THE PROBLEM: Work out how many lines include "systems" and answer with that number only.

(Data excerpts)
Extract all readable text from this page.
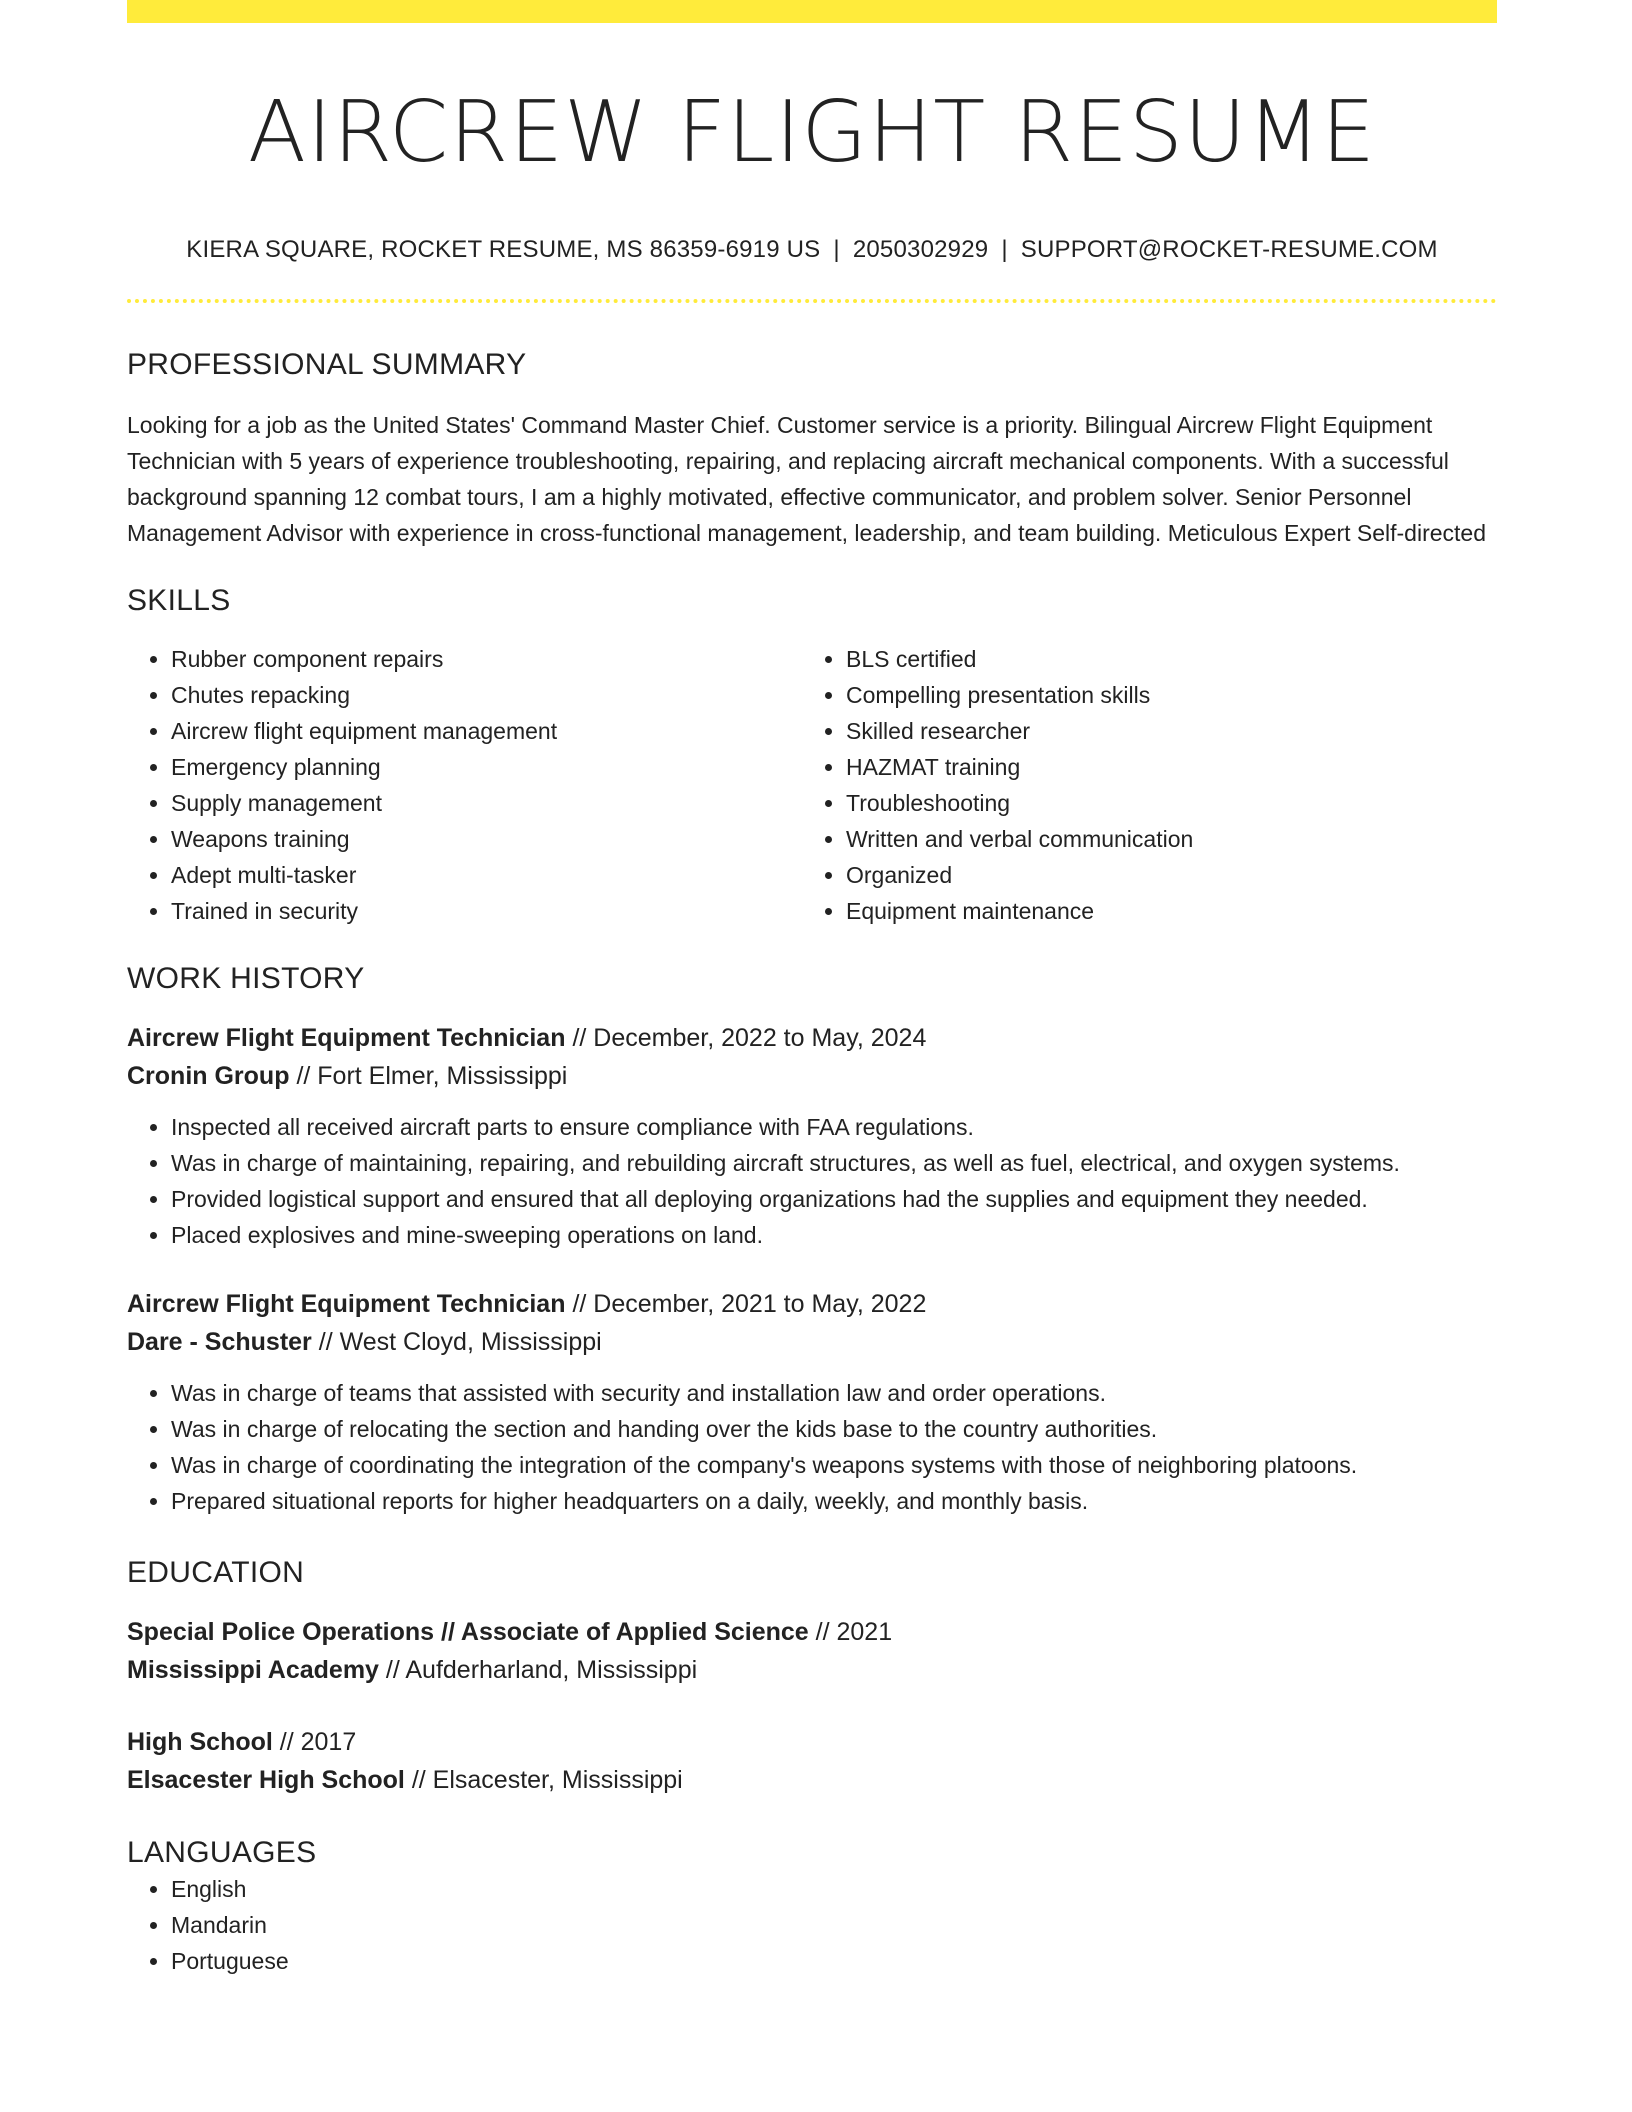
AIRCREW FLIGHT RESUME
KIERA SQUARE, ROCKET RESUME, MS 86359-6919 US | 2050302929 | SUPPORT@ROCKET-RESUME.COM
PROFESSIONAL SUMMARY
Looking for a job as the United States' Command Master Chief. Customer service is a priority. Bilingual Aircrew Flight Equipment Technician with 5 years of experience troubleshooting, repairing, and replacing aircraft mechanical components. With a successful background spanning 12 combat tours, I am a highly motivated, effective communicator, and problem solver. Senior Personnel Management Advisor with experience in cross-functional management, leadership, and team building. Meticulous Expert Self-directed
SKILLS
• Rubber component repairs
• Chutes repacking
• Aircrew flight equipment management
• Emergency planning
• Supply management
• Weapons training
• Adept multi-tasker
• Trained in security
• BLS certified
• Compelling presentation skills
• Skilled researcher
• HAZMAT training
• Troubleshooting
• Written and verbal communication
• Organized
• Equipment maintenance
WORK HISTORY
Aircrew Flight Equipment Technician // December, 2022 to May, 2024
Cronin Group // Fort Elmer, Mississippi
• Inspected all received aircraft parts to ensure compliance with FAA regulations.
• Was in charge of maintaining, repairing, and rebuilding aircraft structures, as well as fuel, electrical, and oxygen systems.
• Provided logistical support and ensured that all deploying organizations had the supplies and equipment they needed.
• Placed explosives and mine-sweeping operations on land.
Aircrew Flight Equipment Technician // December, 2021 to May, 2022
Dare - Schuster // West Cloyd, Mississippi
• Was in charge of teams that assisted with security and installation law and order operations.
• Was in charge of relocating the section and handing over the kids base to the country authorities.
• Was in charge of coordinating the integration of the company's weapons systems with those of neighboring platoons.
• Prepared situational reports for higher headquarters on a daily, weekly, and monthly basis.
EDUCATION
Special Police Operations // Associate of Applied Science // 2021
Mississippi Academy // Aufderharland, Mississippi
High School // 2017
Elsacester High School // Elsacester, Mississippi
LANGUAGES
• English
• Mandarin
• Portuguese
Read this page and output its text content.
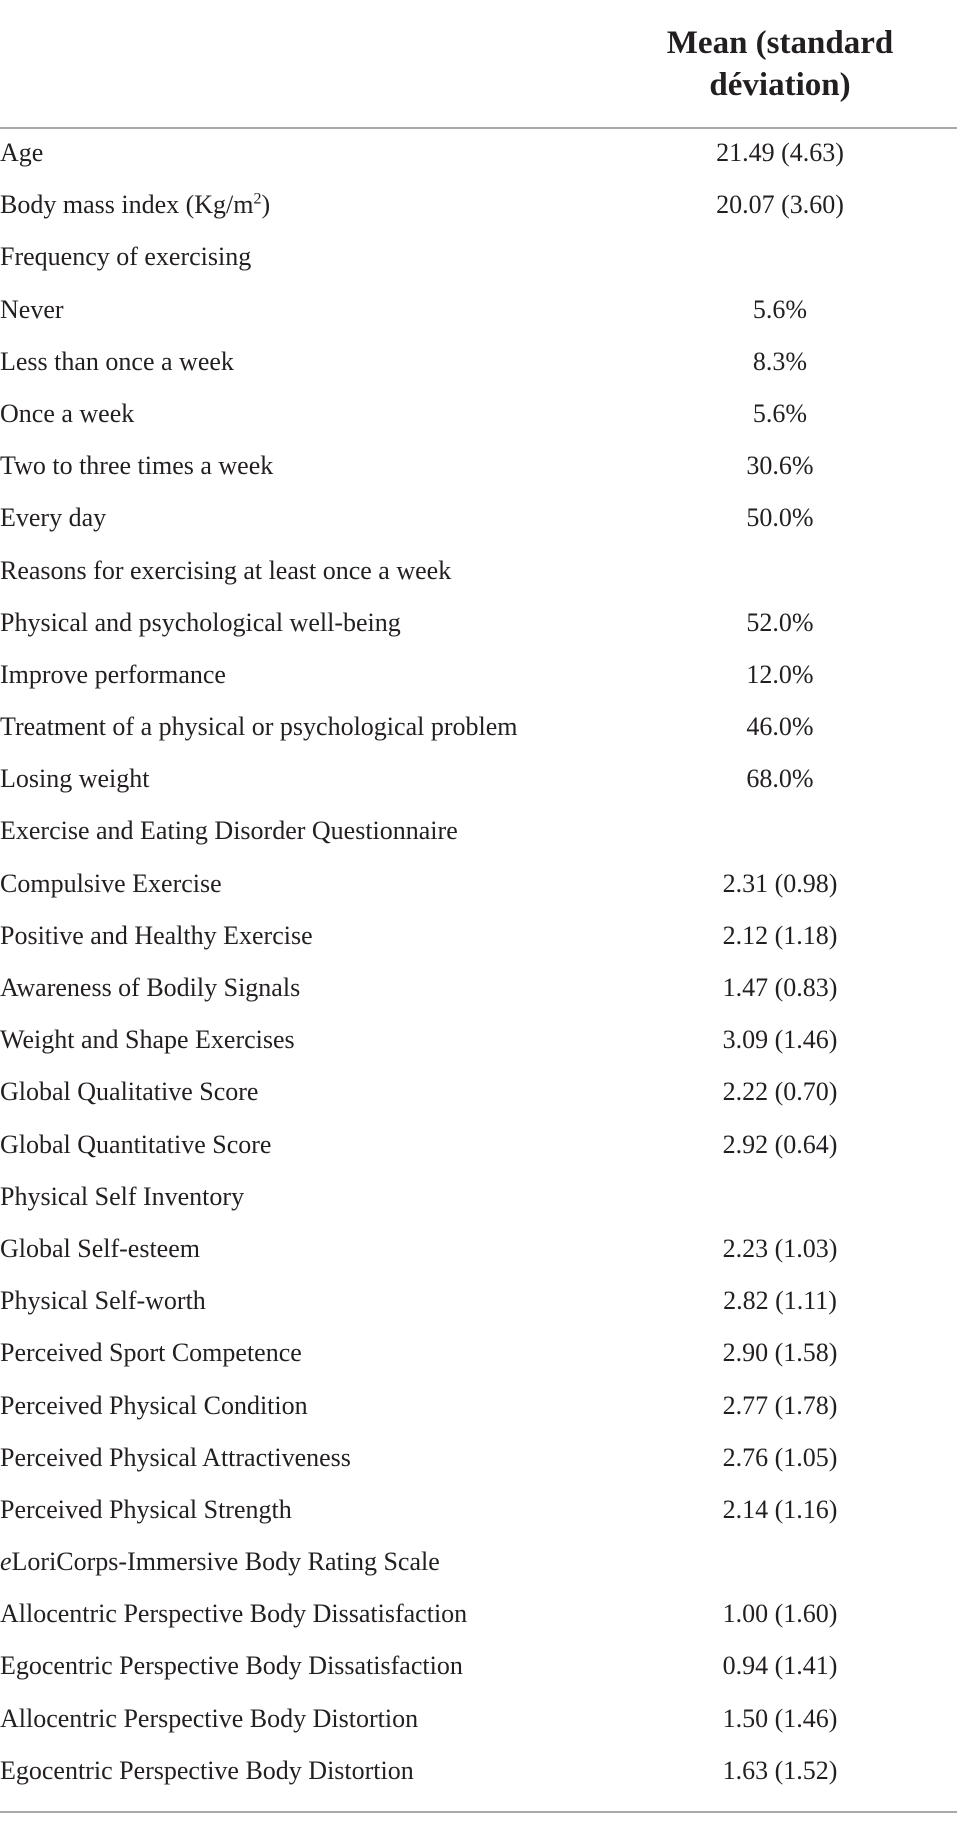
Mean (standard
déviation)
Age	21.49 (4.63)
Body mass index $(Kg/m^2)$	20.07 (3.60)
Frequency of exercising
Never	5.6%
Less than once a week	8.3%
Once a week	5.6%
Two to three times a week	30.6%
Every day	50.0%
Reasons for exercising at least once a week
Physical and psychological well-being	52.0%
Improve performance	12.0%
Treatment of a physical or psychological problem	46.0%
Losing weight	68.0%
Exercise and Eating Disorder Questionnaire
Compulsive Exercise	2.31 (0.98)
Positive and Healthy Exercise	2.12 (1.18)
Awareness of Bodily Signals	1.47 (0.83)
Weight and Shape Exercises	3.09 (1.46)
Global Qualitative Score	2.22 (0.70)
Global Quantitative Score	2.92 (0.64)
Physical Self Inventory
Global Self-esteem	2.23 (1.03)
Physical Self-worth	2.82 (1.11)
Perceived Sport Competence	2.90 (1.58)
Perceived Physical Condition	2.77 (1.78)
Perceived Physical Attractiveness	2.76 (1.05)
Perceived Physical Strength	2.14 (1.16)
eLoriCorps-Immersive Body Rating Scale
Allocentric Perspective Body Dissatisfaction	1.00 (1.60)
Egocentric Perspective Body Dissatisfaction	0.94 (1.41)
Allocentric Perspective Body Distortion	1.50 (1.46)
Egocentric Perspective Body Distortion	1.63 (1.52)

EXERCISE SOLUTION: 2